- [Work instructions]: Make an exact copy of all the entries, but do not reproduce the pictures.

------

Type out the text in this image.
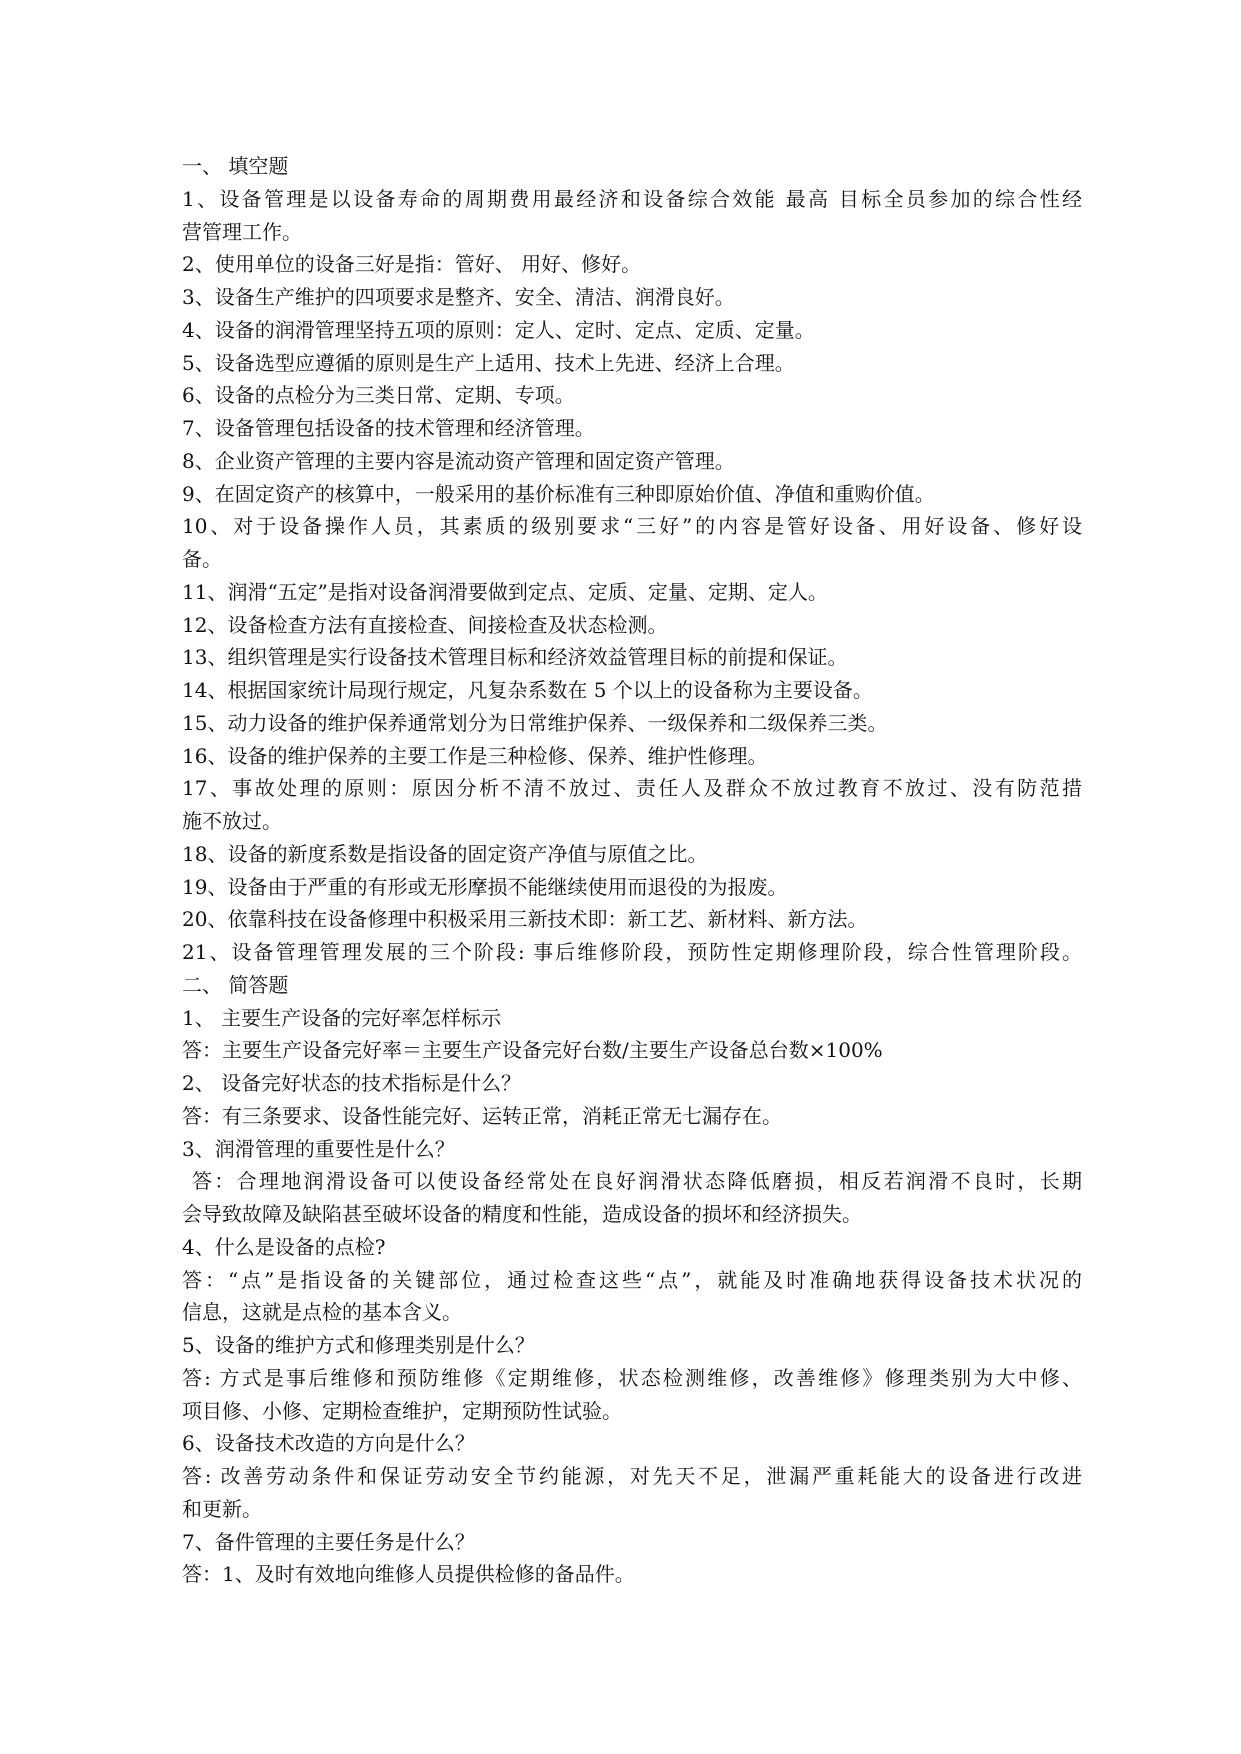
一、 填空题
1、设备管理是以设备寿命的周期费用最经济和设备综合效能 最高 目标全员参加的综合性经
营管理工作。
2、使用单位的设备三好是指：管好、 用好、修好。
3、设备生产维护的四项要求是整齐、安全、清洁、润滑良好。
4、设备的润滑管理坚持五项的原则：定人、定时、定点、定质、定量。
5、设备选型应遵循的原则是生产上适用、技术上先进、经济上合理。
6、设备的点检分为三类日常、定期、专项。
7、设备管理包括设备的技术管理和经济管理。
8、企业资产管理的主要内容是流动资产管理和固定资产管理。
9、在固定资产的核算中，一般采用的基价标准有三种即原始价值、净值和重购价值。
10、对于设备操作人员，其素质的级别要求“三好”的内容是管好设备、用好设备、修好设
备。
11、润滑“五定”是指对设备润滑要做到定点、定质、定量、定期、定人。
12、设备检查方法有直接检查、间接检查及状态检测。
13、组织管理是实行设备技术管理目标和经济效益管理目标的前提和保证。
14、根据国家统计局现行规定，凡复杂系数在 5 个以上的设备称为主要设备。
15、动力设备的维护保养通常划分为日常维护保养、一级保养和二级保养三类。
16、设备的维护保养的主要工作是三种检修、保养、维护性修理。
17、事故处理的原则：原因分析不清不放过、责任人及群众不放过教育不放过、没有防范措
施不放过。
18、设备的新度系数是指设备的固定资产净值与原值之比。
19、设备由于严重的有形或无形摩损不能继续使用而退役的为报废。
20、依靠科技在设备修理中积极采用三新技术即：新工艺、新材料、新方法。
21、设备管理管理发展的三个阶段: 事后维修阶段，预防性定期修理阶段，综合性管理阶段。
二、 简答题
1、 主要生产设备的完好率怎样标示
答：主要生产设备完好率＝主要生产设备完好台数/主要生产设备总台数×100%
2、 设备完好状态的技术指标是什么？
答：有三条要求、设备性能完好、运转正常，消耗正常无七漏存在。
3、润滑管理的重要性是什么？
答：合理地润滑设备可以使设备经常处在良好润滑状态降低磨损，相反若润滑不良时，长期
会导致故障及缺陷甚至破坏设备的精度和性能，造成设备的损坏和经济损失。
4、什么是设备的点检?
答：“点”是指设备的关键部位，通过检查这些“点”，就能及时准确地获得设备技术状况的
信息，这就是点检的基本含义。
5、设备的维护方式和修理类别是什么？
答: 方式是事后维修和预防维修《定期维修，状态检测维修，改善维修》修理类别为大中修、
项目修、小修、定期检查维护，定期预防性试验。
6、设备技术改造的方向是什么？
答: 改善劳动条件和保证劳动安全节约能源，对先天不足，泄漏严重耗能大的设备进行改进
和更新。
7、备件管理的主要任务是什么？
答：1、及时有效地向维修人员提供检修的备品件。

------

- [Right answer]:
Type out the text in this image.
一、 填空题
1、设备管理是以设备寿命的周期费用最经济和设备综合效能 最高 目标全员参加的综合性经
营管理工作。
2、使用单位的设备三好是指：管好、 用好、修好。
3、设备生产维护的四项要求是整齐、安全、清洁、润滑良好。
4、设备的润滑管理坚持五项的原则：定人、定时、定点、定质、定量。
5、设备选型应遵循的原则是生产上适用、技术上先进、经济上合理。
6、设备的点检分为三类日常、定期、专项。
7、设备管理包括设备的技术管理和经济管理。
8、企业资产管理的主要内容是流动资产管理和固定资产管理。
9、在固定资产的核算中，一般采用的基价标准有三种即原始价值、净值和重购价值。
10、对于设备操作人员，其素质的级别要求“三好”的内容是管好设备、用好设备、修好设
备。
11、润滑“五定”是指对设备润滑要做到定点、定质、定量、定期、定人。
12、设备检查方法有直接检查、间接检查及状态检测。
13、组织管理是实行设备技术管理目标和经济效益管理目标的前提和保证。
14、根据国家统计局现行规定，凡复杂系数在 5 个以上的设备称为主要设备。
15、动力设备的维护保养通常划分为日常维护保养、一级保养和二级保养三类。
16、设备的维护保养的主要工作是三种检修、保养、维护性修理。
17、事故处理的原则：原因分析不清不放过、责任人及群众不放过教育不放过、没有防范措
施不放过。
18、设备的新度系数是指设备的固定资产净值与原值之比。
19、设备由于严重的有形或无形摩损不能继续使用而退役的为报废。
20、依靠科技在设备修理中积极采用三新技术即：新工艺、新材料、新方法。
21、设备管理管理发展的三个阶段: 事后维修阶段，预防性定期修理阶段，综合性管理阶段。
二、 简答题
1、 主要生产设备的完好率怎样标示
答：主要生产设备完好率＝主要生产设备完好台数/主要生产设备总台数×100%
2、 设备完好状态的技术指标是什么？
答：有三条要求、设备性能完好、运转正常，消耗正常无七漏存在。
3、润滑管理的重要性是什么？
答：合理地润滑设备可以使设备经常处在良好润滑状态降低磨损，相反若润滑不良时，长期
会导致故障及缺陷甚至破坏设备的精度和性能，造成设备的损坏和经济损失。
4、什么是设备的点检?
答：“点”是指设备的关键部位，通过检查这些“点”，就能及时准确地获得设备技术状况的
信息，这就是点检的基本含义。
5、设备的维护方式和修理类别是什么？
答: 方式是事后维修和预防维修《定期维修，状态检测维修，改善维修》修理类别为大中修、
项目修、小修、定期检查维护，定期预防性试验。
6、设备技术改造的方向是什么？
答: 改善劳动条件和保证劳动安全节约能源，对先天不足，泄漏严重耗能大的设备进行改进
和更新。
7、备件管理的主要任务是什么？
答：1、及时有效地向维修人员提供检修的备品件。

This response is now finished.